> Set task:
Below are records to repeat exactly. Omit the pictures from the copy.

> Task inputs:
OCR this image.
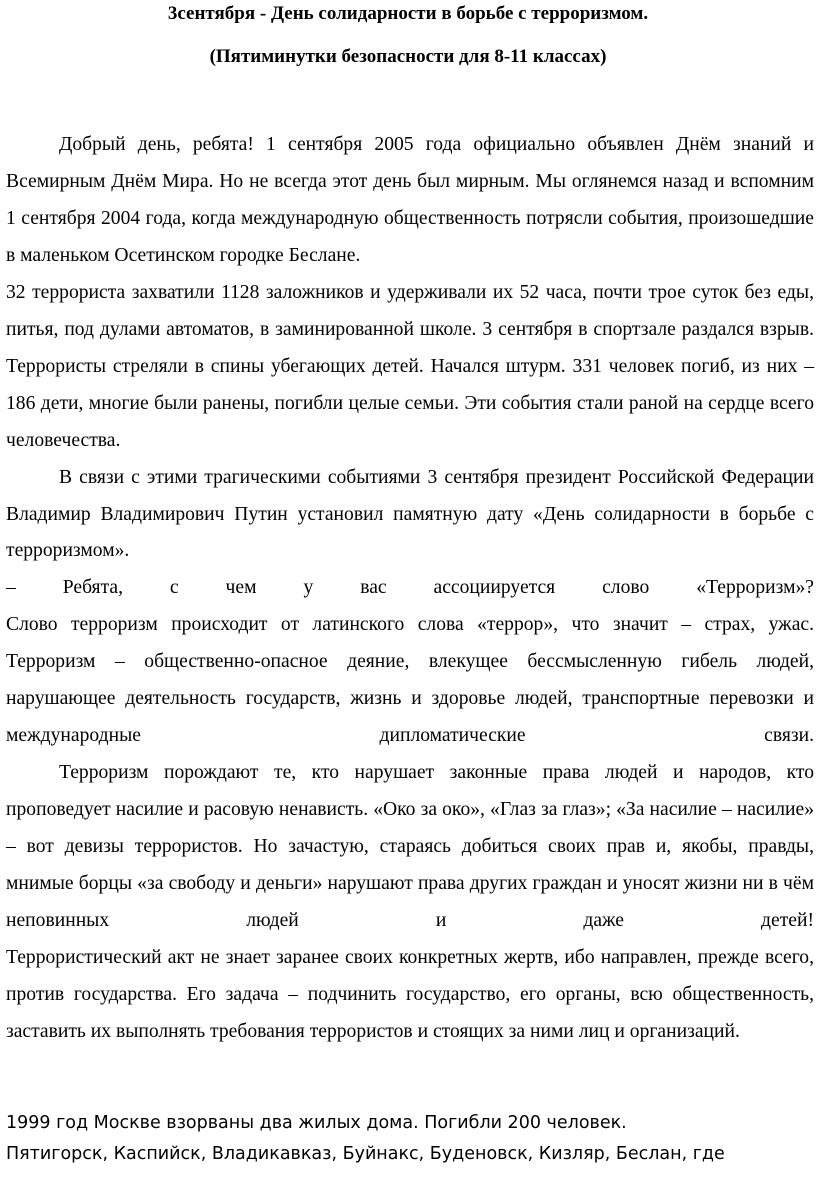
3сентября - День солидарности в борьбе с терроризмом.
(Пятиминутки безопасности для 8-11 классах)

Добрый день, ребята! 1 сентября 2005 года официально объявлен Днём знаний и Всемирным Днём Мира. Но не всегда этот день был мирным. Мы оглянемся назад и вспомним 1 сентября 2004 года, когда международную общественность потрясли события, произошедшие в маленьком Осетинском городке Беслане.

32 террориста захватили 1128 заложников и удерживали их 52 часа, почти трое суток без еды, питья, под дулами автоматов, в заминированной школе. 3 сентября в спортзале раздался взрыв. Террористы стреляли в спины убегающих детей. Начался штурм. 331 человек погиб, из них – 186 дети, многие были ранены, погибли целые семьи. Эти события стали раной на сердце всего человечества.

В связи с этими трагическими событиями 3 сентября президент Российской Федерации Владимир Владимирович Путин установил памятную дату «День солидарности в борьбе с терроризмом».

– Ребята, с чем у вас ассоциируется слово «Терроризм»?

Слово терроризм происходит от латинского слова «террор», что значит – страх, ужас. Терроризм – общественно-опасное деяние, влекущее бессмысленную гибель людей, нарушающее деятельность государств, жизнь и здоровье людей, транспортные перевозки и международные дипломатические связи.

Терроризм порождают те, кто нарушает законные права людей и народов, кто проповедует насилие и расовую ненависть. «Око за око», «Глаз за глаз»; «За насилие – насилие» – вот девизы террористов. Но зачастую, стараясь добиться своих прав и, якобы, правды, мнимые борцы «за свободу и деньги» нарушают права других граждан и уносят жизни ни в чём неповинных людей и даже детей!

Террористический акт не знает заранее своих конкретных жертв, ибо направлен, прежде всего, против государства. Его задача – подчинить государство, его органы, всю общественность, заставить их выполнять требования террористов и стоящих за ними лиц и организаций.

1999 год Москве взорваны два жилых дома. Погибли 200 человек.
Пятигорск, Каспийск, Владикавказ, Буйнакс, Буденовск, Кизляр, Беслан, где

> Reply:
OCR this image.
3сентября - День солидарности в борьбе с терроризмом.
(Пятиминутки безопасности для 8-11 классах)

Добрый день, ребята! 1 сентября 2005 года официально объявлен Днём знаний и Всемирным Днём Мира. Но не всегда этот день был мирным. Мы оглянемся назад и вспомним 1 сентября 2004 года, когда международную общественность потрясли события, произошедшие в маленьком Осетинском городке Беслане.

32 террориста захватили 1128 заложников и удерживали их 52 часа, почти трое суток без еды, питья, под дулами автоматов, в заминированной школе. 3 сентября в спортзале раздался взрыв. Террористы стреляли в спины убегающих детей. Начался штурм. 331 человек погиб, из них – 186 дети, многие были ранены, погибли целые семьи. Эти события стали раной на сердце всего человечества.

В связи с этими трагическими событиями 3 сентября президент Российской Федерации Владимир Владимирович Путин установил памятную дату «День солидарности в борьбе с терроризмом».

– Ребята, с чем у вас ассоциируется слово «Терроризм»?

Слово терроризм происходит от латинского слова «террор», что значит – страх, ужас. Терроризм – общественно-опасное деяние, влекущее бессмысленную гибель людей, нарушающее деятельность государств, жизнь и здоровье людей, транспортные перевозки и международные дипломатические связи.

Терроризм порождают те, кто нарушает законные права людей и народов, кто проповедует насилие и расовую ненависть. «Око за око», «Глаз за глаз»; «За насилие – насилие» – вот девизы террористов. Но зачастую, стараясь добиться своих прав и, якобы, правды, мнимые борцы «за свободу и деньги» нарушают права других граждан и уносят жизни ни в чём неповинных людей и даже детей!

Террористический акт не знает заранее своих конкретных жертв, ибо направлен, прежде всего, против государства. Его задача – подчинить государство, его органы, всю общественность, заставить их выполнять требования террористов и стоящих за ними лиц и организаций.

1999 год Москве взорваны два жилых дома. Погибли 200 человек.
Пятигорск, Каспийск, Владикавказ, Буйнакс, Буденовск, Кизляр, Беслан, где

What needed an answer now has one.